» **MATERIAAL**
**********

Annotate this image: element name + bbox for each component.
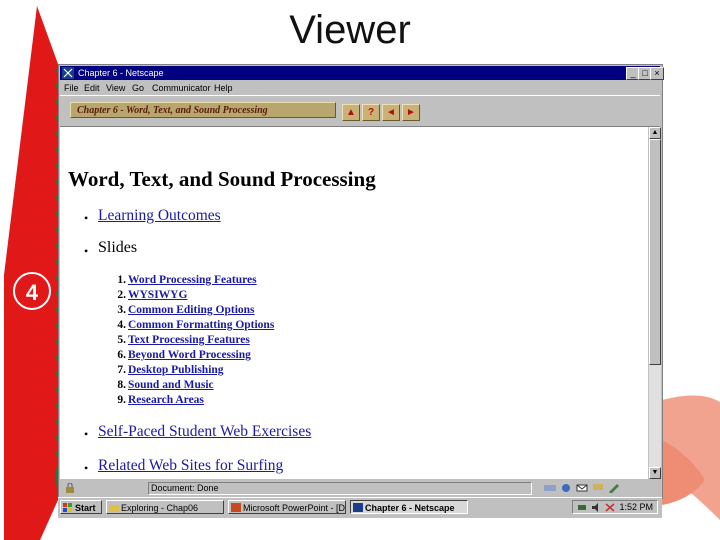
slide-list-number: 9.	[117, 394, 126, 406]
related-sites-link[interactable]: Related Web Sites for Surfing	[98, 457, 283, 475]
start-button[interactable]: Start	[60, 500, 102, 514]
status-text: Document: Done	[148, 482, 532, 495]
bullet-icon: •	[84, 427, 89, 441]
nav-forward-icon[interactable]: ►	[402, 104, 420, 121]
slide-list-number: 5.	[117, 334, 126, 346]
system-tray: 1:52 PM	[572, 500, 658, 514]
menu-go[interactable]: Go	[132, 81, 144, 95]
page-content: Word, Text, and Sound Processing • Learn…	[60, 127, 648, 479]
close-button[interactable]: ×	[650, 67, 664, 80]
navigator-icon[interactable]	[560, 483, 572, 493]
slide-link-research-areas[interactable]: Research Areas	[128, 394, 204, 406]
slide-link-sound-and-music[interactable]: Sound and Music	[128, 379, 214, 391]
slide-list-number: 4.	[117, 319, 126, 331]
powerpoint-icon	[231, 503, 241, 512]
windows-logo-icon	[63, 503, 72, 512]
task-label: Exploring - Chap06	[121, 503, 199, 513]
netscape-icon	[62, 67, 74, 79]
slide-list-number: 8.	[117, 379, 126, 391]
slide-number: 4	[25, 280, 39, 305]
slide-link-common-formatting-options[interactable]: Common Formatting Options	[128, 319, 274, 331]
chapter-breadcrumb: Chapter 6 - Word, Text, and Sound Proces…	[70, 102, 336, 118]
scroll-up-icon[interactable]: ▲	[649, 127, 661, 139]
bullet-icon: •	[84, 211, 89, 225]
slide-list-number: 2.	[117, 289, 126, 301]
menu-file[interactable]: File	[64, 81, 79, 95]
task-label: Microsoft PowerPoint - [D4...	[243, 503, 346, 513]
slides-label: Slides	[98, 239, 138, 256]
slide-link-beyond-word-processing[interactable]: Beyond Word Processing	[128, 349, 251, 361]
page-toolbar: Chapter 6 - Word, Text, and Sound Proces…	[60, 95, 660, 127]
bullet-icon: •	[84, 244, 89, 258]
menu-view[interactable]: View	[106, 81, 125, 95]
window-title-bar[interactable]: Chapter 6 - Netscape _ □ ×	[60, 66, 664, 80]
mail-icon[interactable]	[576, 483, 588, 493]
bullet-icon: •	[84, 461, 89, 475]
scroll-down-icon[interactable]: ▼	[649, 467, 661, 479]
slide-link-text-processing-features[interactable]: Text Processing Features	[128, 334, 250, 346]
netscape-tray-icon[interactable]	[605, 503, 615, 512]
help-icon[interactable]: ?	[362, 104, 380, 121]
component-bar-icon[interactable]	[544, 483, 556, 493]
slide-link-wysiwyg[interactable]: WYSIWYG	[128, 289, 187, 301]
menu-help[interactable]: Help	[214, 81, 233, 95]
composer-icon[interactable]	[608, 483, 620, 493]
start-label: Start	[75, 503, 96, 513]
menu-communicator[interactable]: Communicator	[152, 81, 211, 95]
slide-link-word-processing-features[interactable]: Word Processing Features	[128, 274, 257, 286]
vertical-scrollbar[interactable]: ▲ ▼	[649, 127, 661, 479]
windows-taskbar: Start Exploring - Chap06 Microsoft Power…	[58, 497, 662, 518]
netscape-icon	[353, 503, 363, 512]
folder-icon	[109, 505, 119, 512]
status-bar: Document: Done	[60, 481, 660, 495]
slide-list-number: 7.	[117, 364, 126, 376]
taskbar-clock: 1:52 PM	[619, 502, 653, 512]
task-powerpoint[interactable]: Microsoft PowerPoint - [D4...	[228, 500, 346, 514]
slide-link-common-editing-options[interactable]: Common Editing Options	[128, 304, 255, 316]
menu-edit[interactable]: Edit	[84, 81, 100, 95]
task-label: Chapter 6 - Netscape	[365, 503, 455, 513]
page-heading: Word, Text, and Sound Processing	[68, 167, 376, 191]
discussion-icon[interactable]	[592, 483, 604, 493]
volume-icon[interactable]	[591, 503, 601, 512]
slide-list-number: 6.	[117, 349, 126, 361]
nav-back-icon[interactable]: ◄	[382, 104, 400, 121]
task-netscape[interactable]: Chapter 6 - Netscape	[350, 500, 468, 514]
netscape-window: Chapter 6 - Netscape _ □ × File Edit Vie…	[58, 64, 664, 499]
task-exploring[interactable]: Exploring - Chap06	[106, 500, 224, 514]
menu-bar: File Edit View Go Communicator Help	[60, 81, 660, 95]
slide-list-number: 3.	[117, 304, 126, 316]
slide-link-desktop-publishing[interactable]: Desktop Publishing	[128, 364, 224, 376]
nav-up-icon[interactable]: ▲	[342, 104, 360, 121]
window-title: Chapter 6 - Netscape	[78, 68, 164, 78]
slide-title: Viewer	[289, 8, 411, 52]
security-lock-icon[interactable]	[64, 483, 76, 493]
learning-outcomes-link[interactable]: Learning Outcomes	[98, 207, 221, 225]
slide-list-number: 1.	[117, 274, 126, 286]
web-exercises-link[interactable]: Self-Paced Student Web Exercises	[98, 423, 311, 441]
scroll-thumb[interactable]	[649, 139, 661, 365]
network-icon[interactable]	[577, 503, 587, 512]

**********

» **WERKINSTRUCTIES**
Neem alle regels van de records hierboven ongewijzigd over, maar laat de afbeeldingen daarbij weg.

» **OEFENRESULTAAT**
Annotate this image: element name + bbox for each component.
slide-list-number: 9.	[117, 394, 126, 406]
related-sites-link[interactable]: Related Web Sites for Surfing	[98, 457, 283, 475]
start-button[interactable]: Start	[60, 500, 102, 514]
status-text: Document: Done	[148, 482, 532, 495]
bullet-icon: •	[84, 427, 89, 441]
nav-forward-icon[interactable]: ►	[402, 104, 420, 121]
slide-list-number: 5.	[117, 334, 126, 346]
system-tray: 1:52 PM	[572, 500, 658, 514]
menu-go[interactable]: Go	[132, 81, 144, 95]
page-content: Word, Text, and Sound Processing • Learn…	[60, 127, 648, 479]
close-button[interactable]: ×	[650, 67, 664, 80]
navigator-icon[interactable]	[560, 483, 572, 493]
slide-link-research-areas[interactable]: Research Areas	[128, 394, 204, 406]
slide-link-sound-and-music[interactable]: Sound and Music	[128, 379, 214, 391]
slide-list-number: 4.	[117, 319, 126, 331]
powerpoint-icon	[231, 503, 241, 512]
windows-logo-icon	[63, 503, 72, 512]
task-label: Exploring - Chap06	[121, 503, 199, 513]
netscape-icon	[62, 67, 74, 79]
slide-list-number: 8.	[117, 379, 126, 391]
slide-number: 4	[25, 280, 39, 305]
slide-link-common-formatting-options[interactable]: Common Formatting Options	[128, 319, 274, 331]
chapter-breadcrumb: Chapter 6 - Word, Text, and Sound Proces…	[70, 102, 336, 118]
scroll-up-icon[interactable]: ▲	[649, 127, 661, 139]
bullet-icon: •	[84, 211, 89, 225]
slide-list-number: 2.	[117, 289, 126, 301]
menu-file[interactable]: File	[64, 81, 79, 95]
task-label: Microsoft PowerPoint - [D4...	[243, 503, 346, 513]
slides-label: Slides	[98, 239, 138, 256]
slide-link-beyond-word-processing[interactable]: Beyond Word Processing	[128, 349, 251, 361]
page-toolbar: Chapter 6 - Word, Text, and Sound Proces…	[60, 95, 660, 127]
bullet-icon: •	[84, 244, 89, 258]
menu-view[interactable]: View	[106, 81, 125, 95]
window-title-bar[interactable]: Chapter 6 - Netscape _ □ ×	[60, 66, 664, 80]
mail-icon[interactable]	[576, 483, 588, 493]
bullet-icon: •	[84, 461, 89, 475]
scroll-down-icon[interactable]: ▼	[649, 467, 661, 479]
slide-link-text-processing-features[interactable]: Text Processing Features	[128, 334, 250, 346]
netscape-tray-icon[interactable]	[605, 503, 615, 512]
help-icon[interactable]: ?	[362, 104, 380, 121]
component-bar-icon[interactable]	[544, 483, 556, 493]
slide-link-wysiwyg[interactable]: WYSIWYG	[128, 289, 187, 301]
menu-help[interactable]: Help	[214, 81, 233, 95]
composer-icon[interactable]	[608, 483, 620, 493]
start-label: Start	[75, 503, 96, 513]
menu-communicator[interactable]: Communicator	[152, 81, 211, 95]
slide-link-word-processing-features[interactable]: Word Processing Features	[128, 274, 257, 286]
vertical-scrollbar[interactable]: ▲ ▼	[649, 127, 661, 479]
windows-taskbar: Start Exploring - Chap06 Microsoft Power…	[58, 497, 662, 518]
netscape-icon	[353, 503, 363, 512]
folder-icon	[109, 505, 119, 512]
status-bar: Document: Done	[60, 481, 660, 495]
slide-list-number: 7.	[117, 364, 126, 376]
taskbar-clock: 1:52 PM	[619, 502, 653, 512]
task-powerpoint[interactable]: Microsoft PowerPoint - [D4...	[228, 500, 346, 514]
slide-link-common-editing-options[interactable]: Common Editing Options	[128, 304, 255, 316]
menu-edit[interactable]: Edit	[84, 81, 100, 95]
task-label: Chapter 6 - Netscape	[365, 503, 455, 513]
page-heading: Word, Text, and Sound Processing	[68, 167, 376, 191]
discussion-icon[interactable]	[592, 483, 604, 493]
volume-icon[interactable]	[591, 503, 601, 512]
slide-list-number: 6.	[117, 349, 126, 361]
nav-back-icon[interactable]: ◄	[382, 104, 400, 121]
task-netscape[interactable]: Chapter 6 - Netscape	[350, 500, 468, 514]
netscape-window: Chapter 6 - Netscape _ □ × File Edit Vie…	[58, 64, 664, 499]
task-exploring[interactable]: Exploring - Chap06	[106, 500, 224, 514]
menu-bar: File Edit View Go Communicator Help	[60, 81, 660, 95]
slide-list-number: 3.	[117, 304, 126, 316]
slide-link-desktop-publishing[interactable]: Desktop Publishing	[128, 364, 224, 376]
nav-up-icon[interactable]: ▲	[342, 104, 360, 121]
window-title: Chapter 6 - Netscape	[78, 68, 164, 78]
slide-title: Viewer	[289, 8, 411, 52]
security-lock-icon[interactable]	[64, 483, 76, 493]
learning-outcomes-link[interactable]: Learning Outcomes	[98, 207, 221, 225]
slide-list-number: 1.	[117, 274, 126, 286]
web-exercises-link[interactable]: Self-Paced Student Web Exercises	[98, 423, 311, 441]
scroll-thumb[interactable]	[649, 139, 661, 365]
network-icon[interactable]	[577, 503, 587, 512]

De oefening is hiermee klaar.